**MATERIAL FOR THIS EXERCISE:**
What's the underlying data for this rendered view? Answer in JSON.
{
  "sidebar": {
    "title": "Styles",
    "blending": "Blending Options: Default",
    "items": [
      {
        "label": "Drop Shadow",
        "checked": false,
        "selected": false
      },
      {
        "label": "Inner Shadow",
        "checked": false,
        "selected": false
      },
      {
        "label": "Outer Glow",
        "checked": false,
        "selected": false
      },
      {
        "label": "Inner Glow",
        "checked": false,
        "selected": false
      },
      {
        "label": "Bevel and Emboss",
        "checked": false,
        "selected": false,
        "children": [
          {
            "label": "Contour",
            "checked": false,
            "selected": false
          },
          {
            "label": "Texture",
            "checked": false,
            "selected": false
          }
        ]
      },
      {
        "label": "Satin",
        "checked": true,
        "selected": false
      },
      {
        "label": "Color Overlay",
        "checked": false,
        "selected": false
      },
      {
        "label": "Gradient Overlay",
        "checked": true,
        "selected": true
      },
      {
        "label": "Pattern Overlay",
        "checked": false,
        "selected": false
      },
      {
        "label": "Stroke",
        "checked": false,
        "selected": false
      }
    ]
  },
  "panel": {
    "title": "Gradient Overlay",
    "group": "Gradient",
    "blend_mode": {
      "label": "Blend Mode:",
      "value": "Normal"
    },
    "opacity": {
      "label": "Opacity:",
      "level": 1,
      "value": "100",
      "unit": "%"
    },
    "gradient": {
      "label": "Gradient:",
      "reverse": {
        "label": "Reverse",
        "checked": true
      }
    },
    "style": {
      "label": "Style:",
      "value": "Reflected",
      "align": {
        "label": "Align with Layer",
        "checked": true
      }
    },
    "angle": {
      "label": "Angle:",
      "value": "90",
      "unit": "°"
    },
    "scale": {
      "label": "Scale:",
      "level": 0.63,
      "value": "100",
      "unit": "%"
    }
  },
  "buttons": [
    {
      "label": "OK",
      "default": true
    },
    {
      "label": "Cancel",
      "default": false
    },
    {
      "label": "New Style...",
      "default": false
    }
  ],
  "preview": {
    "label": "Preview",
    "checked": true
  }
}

**WHAT TO WORK ON:** Extract from the data every line where "value" shows up.

**WRITTEN ANSWER:**
      "value": "Normal"
      "value": "100",
      "value": "Reflected",
      "value": "90",
      "value": "100",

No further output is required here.